### What this task involves
Rewrite the listing as a Markdown table with two columns, "No." for the row number and "Entry" for the line. Skip blank lines and leave the pictures out.

### Data supplied
........
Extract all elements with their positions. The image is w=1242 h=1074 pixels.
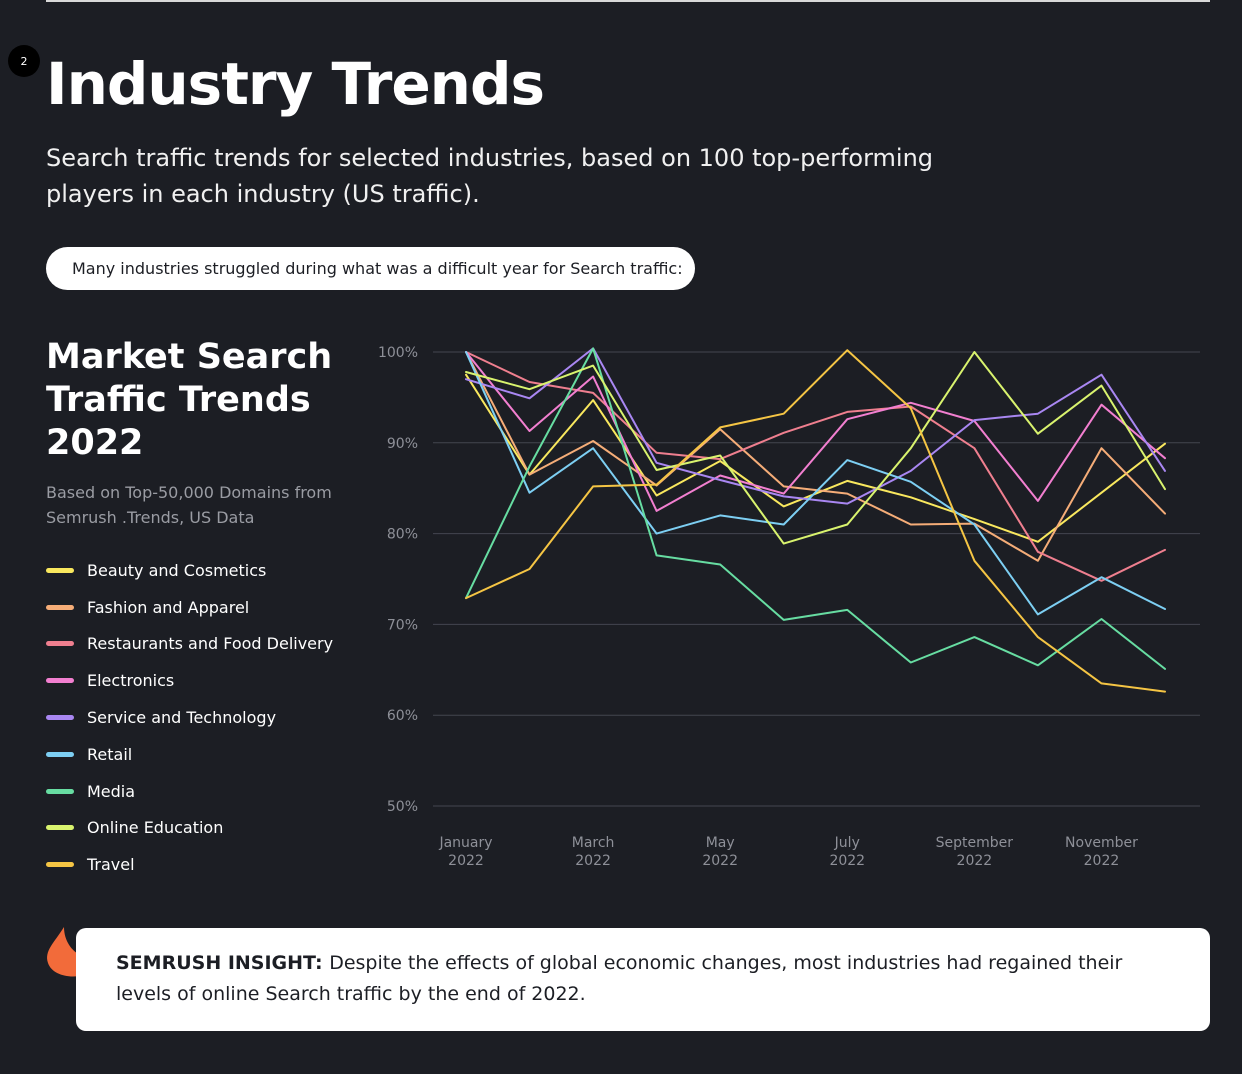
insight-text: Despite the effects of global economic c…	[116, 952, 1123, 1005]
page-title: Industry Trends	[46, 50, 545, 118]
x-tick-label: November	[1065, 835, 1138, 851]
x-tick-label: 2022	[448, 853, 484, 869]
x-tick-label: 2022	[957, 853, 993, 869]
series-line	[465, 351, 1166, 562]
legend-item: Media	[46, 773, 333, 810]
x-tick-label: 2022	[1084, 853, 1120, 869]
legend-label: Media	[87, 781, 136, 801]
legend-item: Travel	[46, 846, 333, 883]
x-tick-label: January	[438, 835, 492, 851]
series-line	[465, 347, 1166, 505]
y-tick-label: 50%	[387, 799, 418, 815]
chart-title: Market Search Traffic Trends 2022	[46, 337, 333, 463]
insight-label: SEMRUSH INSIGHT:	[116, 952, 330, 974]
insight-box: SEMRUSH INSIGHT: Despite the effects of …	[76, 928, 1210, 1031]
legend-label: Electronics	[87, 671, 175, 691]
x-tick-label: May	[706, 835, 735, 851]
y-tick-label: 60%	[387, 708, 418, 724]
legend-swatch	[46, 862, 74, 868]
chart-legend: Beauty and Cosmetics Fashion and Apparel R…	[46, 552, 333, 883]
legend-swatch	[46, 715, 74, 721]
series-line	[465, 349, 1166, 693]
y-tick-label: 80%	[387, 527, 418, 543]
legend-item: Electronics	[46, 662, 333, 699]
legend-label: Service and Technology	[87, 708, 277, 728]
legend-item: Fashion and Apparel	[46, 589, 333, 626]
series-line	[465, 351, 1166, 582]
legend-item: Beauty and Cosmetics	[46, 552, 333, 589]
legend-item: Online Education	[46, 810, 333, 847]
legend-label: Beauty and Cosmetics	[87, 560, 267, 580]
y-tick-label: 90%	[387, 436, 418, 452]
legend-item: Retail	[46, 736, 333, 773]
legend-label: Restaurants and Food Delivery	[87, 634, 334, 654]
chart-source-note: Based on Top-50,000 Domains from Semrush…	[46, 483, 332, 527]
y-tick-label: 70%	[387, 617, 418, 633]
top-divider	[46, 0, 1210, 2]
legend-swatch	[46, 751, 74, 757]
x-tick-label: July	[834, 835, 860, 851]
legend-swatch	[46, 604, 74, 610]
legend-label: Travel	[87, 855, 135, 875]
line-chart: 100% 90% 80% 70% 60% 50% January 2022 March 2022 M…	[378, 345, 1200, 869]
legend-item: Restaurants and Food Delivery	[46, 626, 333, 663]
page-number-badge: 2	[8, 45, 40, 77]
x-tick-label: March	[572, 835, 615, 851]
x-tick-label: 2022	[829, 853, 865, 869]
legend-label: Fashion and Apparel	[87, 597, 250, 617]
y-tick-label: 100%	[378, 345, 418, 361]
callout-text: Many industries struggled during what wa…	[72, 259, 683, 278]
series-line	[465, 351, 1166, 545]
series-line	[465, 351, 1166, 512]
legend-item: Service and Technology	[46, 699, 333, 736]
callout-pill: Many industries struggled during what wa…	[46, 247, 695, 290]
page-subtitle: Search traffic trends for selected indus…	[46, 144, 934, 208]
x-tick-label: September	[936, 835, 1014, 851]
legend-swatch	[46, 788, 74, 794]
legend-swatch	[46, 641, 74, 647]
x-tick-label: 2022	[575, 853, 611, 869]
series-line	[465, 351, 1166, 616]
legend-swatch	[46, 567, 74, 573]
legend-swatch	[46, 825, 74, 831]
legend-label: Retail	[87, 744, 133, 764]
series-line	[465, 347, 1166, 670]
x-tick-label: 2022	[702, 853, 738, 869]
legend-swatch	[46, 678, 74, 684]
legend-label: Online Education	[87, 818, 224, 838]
........
### Task answer
| No. | Entry |
|---|---|
| 1 | Extract all elements with their positions. The image is w=1242 h=1074 pixels. |
| 2 | insight-text: Despite the effects of global economic c…	[116, 952, 1123, 1005] |
| 3 | page-title: Industry Trends	[46, 50, 545, 118] |
| 4 | x-tick-label: November	[1065, 835, 1138, 851] |
| 5 | x-tick-label: 2022	[448, 853, 484, 869] |
| 6 | x-tick-label: 2022	[957, 853, 993, 869] |
| 7 | series-line	[465, 351, 1166, 562] |
| 8 | legend-item: Media	[46, 773, 333, 810] |
| 9 | x-tick-label: 2022	[1084, 853, 1120, 869] |
| 10 | legend-label: Media	[87, 781, 136, 801] |
| 11 | legend-item: Travel	[46, 846, 333, 883] |
| 12 | x-tick-label: January	[438, 835, 492, 851] |
| 13 | series-line	[465, 347, 1166, 505] |
| 14 | y-tick-label: 50%	[387, 799, 418, 815] |
| 15 | chart-title: Market Search Traffic Trends 2022	[46, 337, 333, 463] |
| 16 | insight-label: SEMRUSH INSIGHT:	[116, 952, 330, 974] |
| 17 | insight-box: SEMRUSH INSIGHT: Despite the effects of …	[76, 928, 1210, 1031] |
| 18 | legend-label: Electronics	[87, 671, 175, 691] |
| 19 | x-tick-label: May	[706, 835, 735, 851] |
| 20 | y-tick-label: 60%	[387, 708, 418, 724] |
| 21 | legend-swatch	[46, 862, 74, 868] |
| 22 | chart-legend: Beauty and Cosmetics Fashion and Apparel R…	[46, 552, 333, 883] |
| 23 | legend-swatch	[46, 715, 74, 721] |
| 24 | series-line	[465, 349, 1166, 693] |
| 25 | y-tick-label: 80%	[387, 527, 418, 543] |
| 26 | legend-item: Electronics	[46, 662, 333, 699] |
| 27 | legend-label: Service and Technology	[87, 708, 277, 728] |
| 28 | legend-item: Fashion and Apparel	[46, 589, 333, 626] |
| 29 | series-line	[465, 351, 1166, 582] |
| 30 | legend-item: Beauty and Cosmetics	[46, 552, 333, 589] |
| 31 | legend-item: Online Education	[46, 810, 333, 847] |
| 32 | legend-label: Beauty and Cosmetics	[87, 560, 267, 580] |
| 33 | y-tick-label: 90%	[387, 436, 418, 452] |
| 34 | legend-item: Retail	[46, 736, 333, 773] |
| 35 | legend-label: Restaurants and Food Delivery	[87, 634, 334, 654] |
| 36 | chart-source-note: Based on Top-50,000 Domains from Semrush…	[46, 483, 332, 527] |
| 37 | y-tick-label: 70%	[387, 617, 418, 633] |
| 38 | top-divider	[46, 0, 1210, 2] |
| 39 | legend-swatch	[46, 751, 74, 757] |
| 40 | x-tick-label: July	[834, 835, 860, 851] |
| 41 | legend-swatch	[46, 604, 74, 610] |
| 42 | legend-label: Travel	[87, 855, 135, 875] |
| 43 | line-chart: 100% 90% 80% 70% 60% 50% January 2022 March 2022 M…	[378, 345, 1200, 869] |
| 44 | legend-item: Restaurants and Food Delivery	[46, 626, 333, 663] |
| 45 | page-number-badge: 2	[8, 45, 40, 77] |
| 46 | x-tick-label: March	[572, 835, 615, 851] |
| 47 | x-tick-label: 2022	[829, 853, 865, 869] |
| 48 | legend-label: Fashion and Apparel	[87, 597, 250, 617] |
| 49 | y-tick-label: 100%	[378, 345, 418, 361] |
| 50 | callout-text: Many industries struggled during what wa…	[72, 259, 683, 278] |
| 51 | series-line	[465, 351, 1166, 545] |
| 52 | series-line	[465, 351, 1166, 512] |
| 53 | legend-item: Service and Technology	[46, 699, 333, 736] |
| 54 | callout-pill: Many industries struggled during what wa…	[46, 247, 695, 290] |
| 55 | page-subtitle: Search traffic trends for selected indus…	[46, 144, 934, 208] |
| 56 | x-tick-label: September	[936, 835, 1014, 851] |
| 57 | legend-swatch	[46, 788, 74, 794] |
| 58 | legend-swatch	[46, 641, 74, 647] |
| 59 | x-tick-label: 2022	[575, 853, 611, 869] |
| 60 | series-line	[465, 351, 1166, 616] |
| 61 | legend-swatch	[46, 567, 74, 573] |
| 62 | legend-swatch	[46, 825, 74, 831] |
| 63 | legend-label: Retail	[87, 744, 133, 764] |
| 64 | series-line	[465, 347, 1166, 670] |
| 65 | x-tick-label: 2022	[702, 853, 738, 869] |
| 66 | legend-swatch	[46, 678, 74, 684] |
| 67 | legend-label: Online Education	[87, 818, 224, 838] |